_Set task_: Seek out every line containing the word "structured", and copy each.

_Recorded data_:
══════════

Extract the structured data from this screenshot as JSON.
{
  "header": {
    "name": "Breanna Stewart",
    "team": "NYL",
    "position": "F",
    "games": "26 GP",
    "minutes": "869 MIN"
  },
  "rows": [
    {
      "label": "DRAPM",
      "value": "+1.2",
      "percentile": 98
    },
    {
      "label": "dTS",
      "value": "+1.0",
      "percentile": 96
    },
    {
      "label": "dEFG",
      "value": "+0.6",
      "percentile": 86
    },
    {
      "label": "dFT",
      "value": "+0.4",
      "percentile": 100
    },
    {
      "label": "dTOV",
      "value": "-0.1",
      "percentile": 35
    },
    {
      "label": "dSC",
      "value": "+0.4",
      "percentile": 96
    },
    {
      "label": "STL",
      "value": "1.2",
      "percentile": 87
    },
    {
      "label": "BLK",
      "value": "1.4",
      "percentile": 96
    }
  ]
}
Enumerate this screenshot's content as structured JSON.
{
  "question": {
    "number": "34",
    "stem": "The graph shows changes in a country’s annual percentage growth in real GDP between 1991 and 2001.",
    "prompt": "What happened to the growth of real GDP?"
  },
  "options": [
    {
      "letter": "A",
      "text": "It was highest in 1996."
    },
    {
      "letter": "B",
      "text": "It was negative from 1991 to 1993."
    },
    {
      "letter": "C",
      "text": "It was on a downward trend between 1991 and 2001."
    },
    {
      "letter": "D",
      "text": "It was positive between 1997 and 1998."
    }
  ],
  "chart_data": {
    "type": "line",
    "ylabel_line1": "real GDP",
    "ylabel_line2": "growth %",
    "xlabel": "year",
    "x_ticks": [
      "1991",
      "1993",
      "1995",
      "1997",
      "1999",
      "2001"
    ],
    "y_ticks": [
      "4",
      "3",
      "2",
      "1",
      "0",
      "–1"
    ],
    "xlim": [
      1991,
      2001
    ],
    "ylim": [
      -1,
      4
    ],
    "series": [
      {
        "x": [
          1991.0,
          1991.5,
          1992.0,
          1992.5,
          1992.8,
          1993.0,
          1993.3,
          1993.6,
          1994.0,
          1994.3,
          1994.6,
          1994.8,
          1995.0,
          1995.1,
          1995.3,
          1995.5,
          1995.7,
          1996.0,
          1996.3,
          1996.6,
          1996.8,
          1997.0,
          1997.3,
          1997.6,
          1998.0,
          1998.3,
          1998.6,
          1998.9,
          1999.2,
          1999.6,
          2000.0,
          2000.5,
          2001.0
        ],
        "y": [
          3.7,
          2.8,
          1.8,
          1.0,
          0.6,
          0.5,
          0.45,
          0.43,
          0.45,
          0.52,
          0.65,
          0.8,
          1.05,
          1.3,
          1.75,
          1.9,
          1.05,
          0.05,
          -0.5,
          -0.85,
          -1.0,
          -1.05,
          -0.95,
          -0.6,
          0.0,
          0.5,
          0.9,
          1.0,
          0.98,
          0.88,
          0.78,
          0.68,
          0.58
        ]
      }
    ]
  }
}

══════════

_Response_:
Extract the structured data from this screenshot as JSON.
Enumerate this screenshot's content as structured JSON.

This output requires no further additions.